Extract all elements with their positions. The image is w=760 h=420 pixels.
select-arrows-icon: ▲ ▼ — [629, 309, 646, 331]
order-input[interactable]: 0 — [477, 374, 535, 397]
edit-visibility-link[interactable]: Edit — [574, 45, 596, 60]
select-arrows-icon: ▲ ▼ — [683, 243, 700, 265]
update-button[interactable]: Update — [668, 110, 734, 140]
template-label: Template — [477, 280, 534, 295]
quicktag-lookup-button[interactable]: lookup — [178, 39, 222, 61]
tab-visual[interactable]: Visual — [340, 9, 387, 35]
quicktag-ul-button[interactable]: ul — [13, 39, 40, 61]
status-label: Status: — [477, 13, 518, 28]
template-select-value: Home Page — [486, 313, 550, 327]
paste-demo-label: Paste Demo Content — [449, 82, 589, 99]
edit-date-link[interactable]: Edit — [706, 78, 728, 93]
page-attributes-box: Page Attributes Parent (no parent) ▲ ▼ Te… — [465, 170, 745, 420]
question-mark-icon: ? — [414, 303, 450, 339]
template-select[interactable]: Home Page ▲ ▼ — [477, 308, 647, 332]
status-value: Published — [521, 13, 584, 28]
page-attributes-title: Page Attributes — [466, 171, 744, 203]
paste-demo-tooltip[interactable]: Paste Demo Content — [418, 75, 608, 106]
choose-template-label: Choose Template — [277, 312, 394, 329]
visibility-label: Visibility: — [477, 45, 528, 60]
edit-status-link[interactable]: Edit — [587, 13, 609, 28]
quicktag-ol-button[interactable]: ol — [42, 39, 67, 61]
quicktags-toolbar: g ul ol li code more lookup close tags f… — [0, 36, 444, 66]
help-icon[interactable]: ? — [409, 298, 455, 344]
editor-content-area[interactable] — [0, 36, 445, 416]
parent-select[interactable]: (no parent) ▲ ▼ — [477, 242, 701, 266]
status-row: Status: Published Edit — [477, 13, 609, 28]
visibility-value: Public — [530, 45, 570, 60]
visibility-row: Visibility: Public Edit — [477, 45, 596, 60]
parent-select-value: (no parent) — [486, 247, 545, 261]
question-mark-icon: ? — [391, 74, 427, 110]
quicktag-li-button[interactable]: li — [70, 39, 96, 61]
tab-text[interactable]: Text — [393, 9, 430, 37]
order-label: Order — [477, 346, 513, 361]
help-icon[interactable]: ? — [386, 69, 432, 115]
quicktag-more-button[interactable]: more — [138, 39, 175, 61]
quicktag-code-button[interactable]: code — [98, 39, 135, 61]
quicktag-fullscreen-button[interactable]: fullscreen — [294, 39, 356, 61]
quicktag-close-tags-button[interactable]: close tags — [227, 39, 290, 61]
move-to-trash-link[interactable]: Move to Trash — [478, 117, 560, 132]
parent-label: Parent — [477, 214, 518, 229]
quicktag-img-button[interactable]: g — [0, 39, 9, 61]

###

§ Aim:
Output the items above exactly as they stand, from the first line through the line that contains "edit-visibility-link[interactable]: Edit —", with both ends included.

§ Answer to the problem:
Extract all elements with their positions. The image is w=760 h=420 pixels.
select-arrows-icon: ▲ ▼ — [629, 309, 646, 331]
order-input[interactable]: 0 — [477, 374, 535, 397]
edit-visibility-link[interactable]: Edit — [574, 45, 596, 60]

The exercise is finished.